What the task asks — Copy out each line containing "your" from the entries below.

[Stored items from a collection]
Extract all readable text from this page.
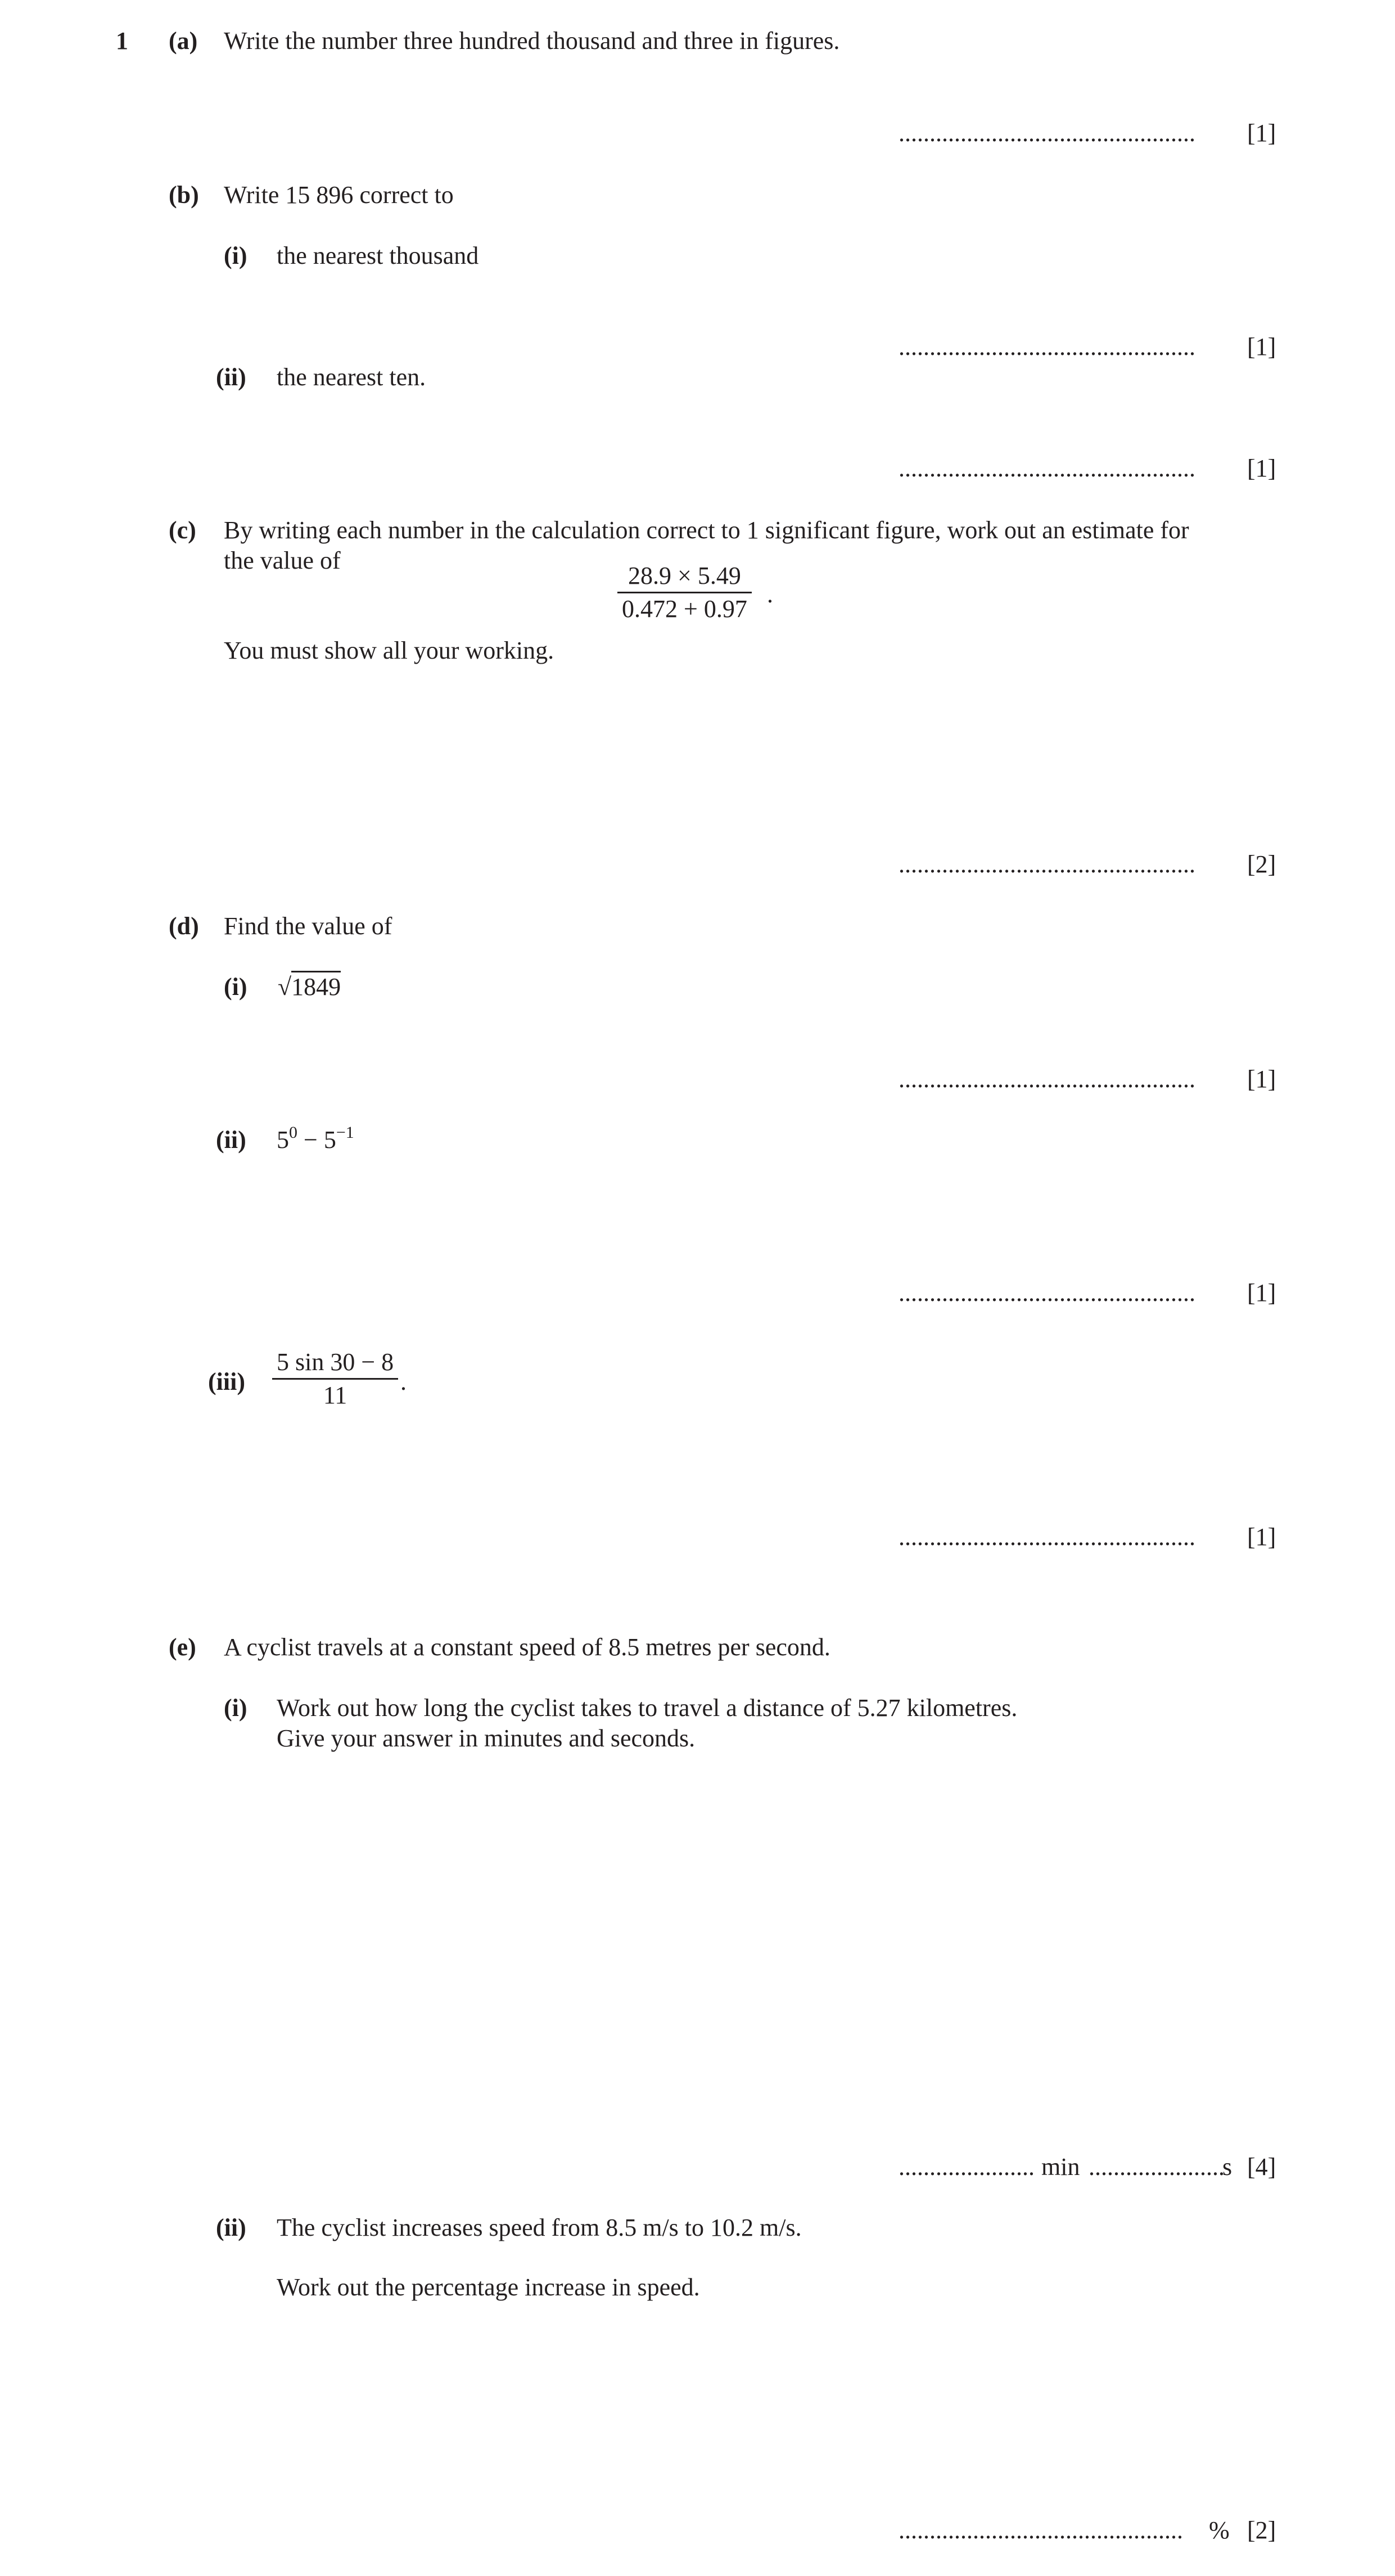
1 (a) Write the number three hundred thousand and three in figures.
................................................ [1]
(b) Write 15 896 correct to
(i) the nearest thousand
................................................ [1]
(ii) the nearest ten.
................................................ [1]
(c) By writing each number in the calculation correct to 1 significant figure, work out an estimate for
the value of
$\frac{28.9 \times 5.49}{0.472 + 0.97}$ .
You must show all your working.
................................................ [2]
(d) Find the value of
(i) √1849
................................................ [1]
(ii) $5^0 - 5^{-1}$
................................................ [1]
$(iii) \frac{5 \sin 30 - 8}{11}$ .
................................................ [1]
(e) A cyclist travels at a constant speed of 8.5 metres per second.
(i) Work out how long the cyclist takes to travel a distance of 5.27 kilometres.
Give your answer in minutes and seconds.
...................... min ......................
s [4]
(ii) The cyclist increases speed from 8.5 m/s to 10.2 m/s.
Work out the percentage increase in speed.
.............................................. % [2]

Result —
You must show all your working.
Give your answer in minutes and seconds.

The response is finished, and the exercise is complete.